- [AIM] Extract every line of the material that holds the string "Hospital".

- [Extracts from a graphics dataset]
+++++

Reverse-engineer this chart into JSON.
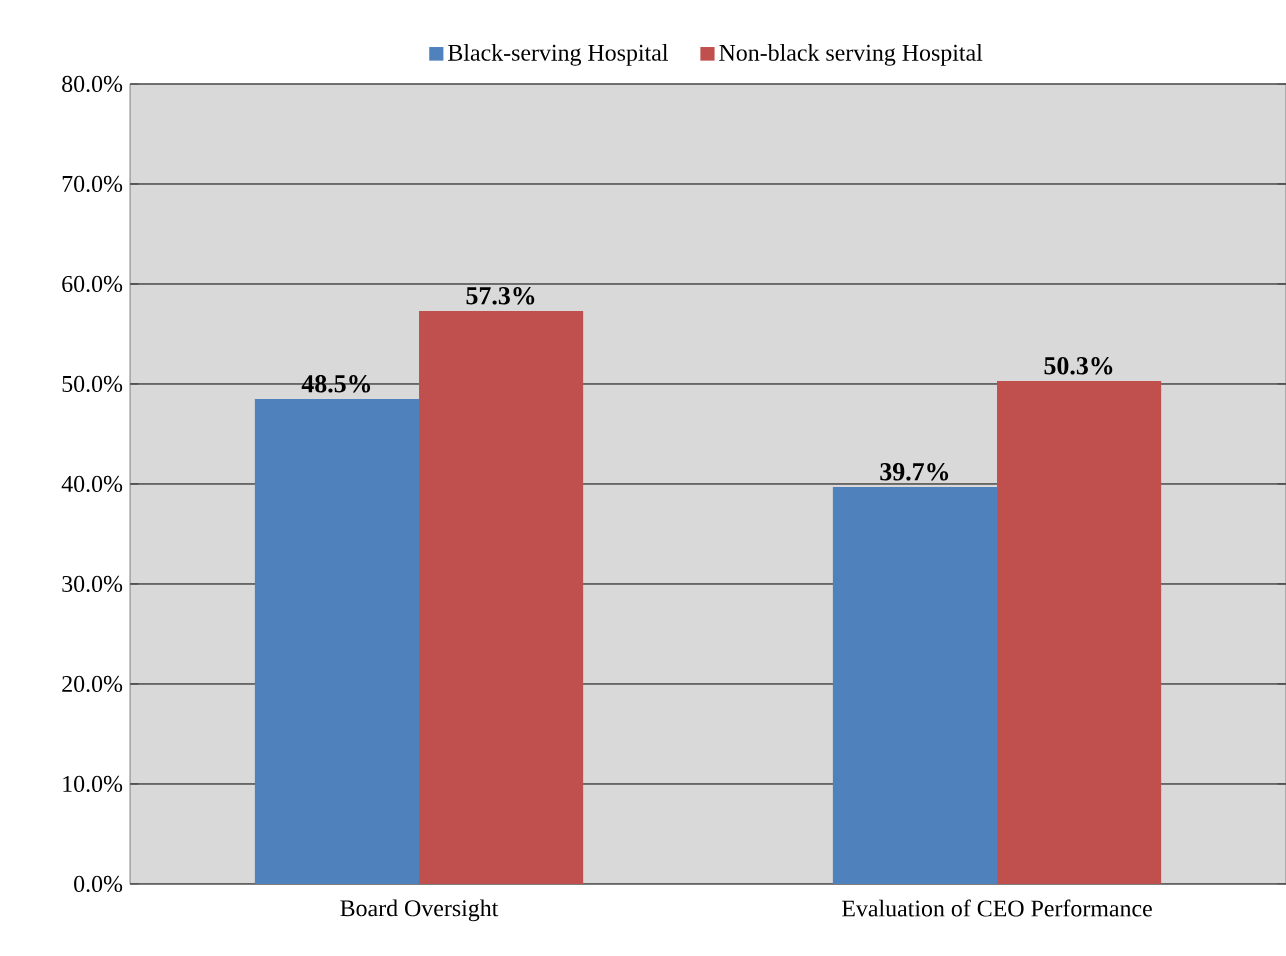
{
  "chart_data": {
    "type": "bar",
    "categories": [
      "Board Oversight",
      "Evaluation of CEO Performance"
    ],
    "series": [
      {
        "name": "Black-serving Hospital",
        "color": "#4f81bd",
        "values": [
          48.5,
          39.7
        ],
        "value_labels": [
          "48.5%",
          "39.7%"
        ]
      },
      {
        "name": "Non-black serving Hospital",
        "color": "#c0504d",
        "values": [
          57.3,
          50.3
        ],
        "value_labels": [
          "57.3%",
          "50.3%"
        ]
      }
    ],
    "ylim": [
      0,
      80
    ],
    "yticks": [
      {
        "value": 0,
        "label": "0.0%"
      },
      {
        "value": 10,
        "label": "10.0%"
      },
      {
        "value": 20,
        "label": "20.0%"
      },
      {
        "value": 30,
        "label": "30.0%"
      },
      {
        "value": 40,
        "label": "40.0%"
      },
      {
        "value": 50,
        "label": "50.0%"
      },
      {
        "value": 60,
        "label": "60.0%"
      },
      {
        "value": 70,
        "label": "70.0%"
      },
      {
        "value": 80,
        "label": "80.0%"
      }
    ],
    "grid": "y",
    "legend": "top"
  }
}
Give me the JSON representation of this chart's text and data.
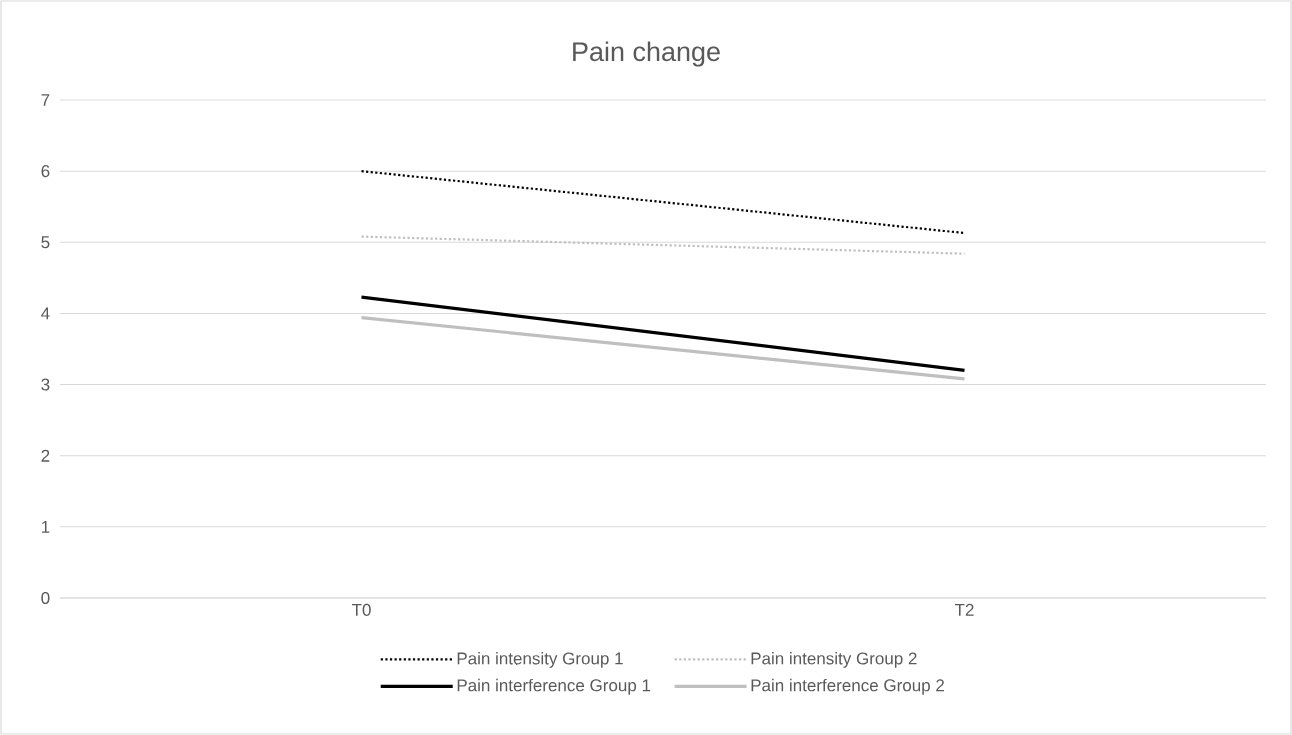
{
  "chart_data": {
    "type": "line",
    "title": "Pain change",
    "categories": [
      "T0",
      "T2"
    ],
    "series": [
      {
        "name": "Pain intensity Group 1",
        "color": "#000000",
        "line_style": "dotted",
        "values": [
          6.0,
          5.13
        ]
      },
      {
        "name": "Pain intensity Group 2",
        "color": "#bfbfbf",
        "line_style": "dotted",
        "values": [
          5.08,
          4.84
        ]
      },
      {
        "name": "Pain interference Group 1",
        "color": "#000000",
        "line_style": "solid",
        "values": [
          4.23,
          3.2
        ]
      },
      {
        "name": "Pain interference Group 2",
        "color": "#bfbfbf",
        "line_style": "solid",
        "values": [
          3.94,
          3.08
        ]
      }
    ],
    "ylim": [
      0,
      7
    ],
    "yticks": [
      0,
      1,
      2,
      3,
      4,
      5,
      6,
      7
    ],
    "grid": "y",
    "legend": "bottom",
    "marker": "none"
  }
}
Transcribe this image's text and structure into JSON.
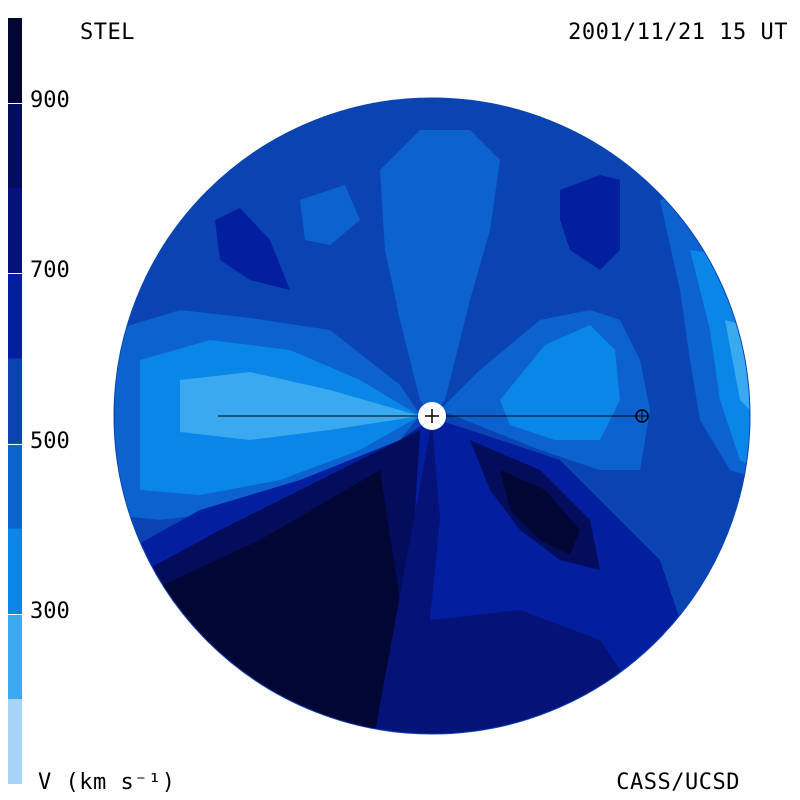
{
  "header": {
    "title_left": "STEL",
    "title_right": "2001/11/21 15 UT"
  },
  "footer": {
    "unit_label": "V (km s⁻¹)",
    "credit": "CASS/UCSD"
  },
  "colorbar": {
    "ticks": [
      {
        "label": "900",
        "value": 900
      },
      {
        "label": "700",
        "value": 700
      },
      {
        "label": "500",
        "value": 500
      },
      {
        "label": "300",
        "value": 300
      }
    ],
    "range": [
      100,
      1000
    ],
    "levels": [
      {
        "from": 100,
        "to": 200,
        "color": "#a7d3f7"
      },
      {
        "from": 200,
        "to": 300,
        "color": "#3aa9f0"
      },
      {
        "from": 300,
        "to": 400,
        "color": "#0a86e8"
      },
      {
        "from": 400,
        "to": 500,
        "color": "#0c63cf"
      },
      {
        "from": 500,
        "to": 600,
        "color": "#0a44b3"
      },
      {
        "from": 600,
        "to": 700,
        "color": "#031fa0"
      },
      {
        "from": 700,
        "to": 800,
        "color": "#051378"
      },
      {
        "from": 800,
        "to": 900,
        "color": "#040d5c"
      },
      {
        "from": 900,
        "to": 1000,
        "color": "#020635"
      }
    ]
  },
  "map": {
    "background_color": "#0a44b3",
    "sun_symbol": "sun-icon",
    "earth_symbol": "earth-icon"
  }
}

+++++

- [EXERCISE ANSWER]
        "name": "Black-serving Hospital",
        "name": "Non-black serving Hospital",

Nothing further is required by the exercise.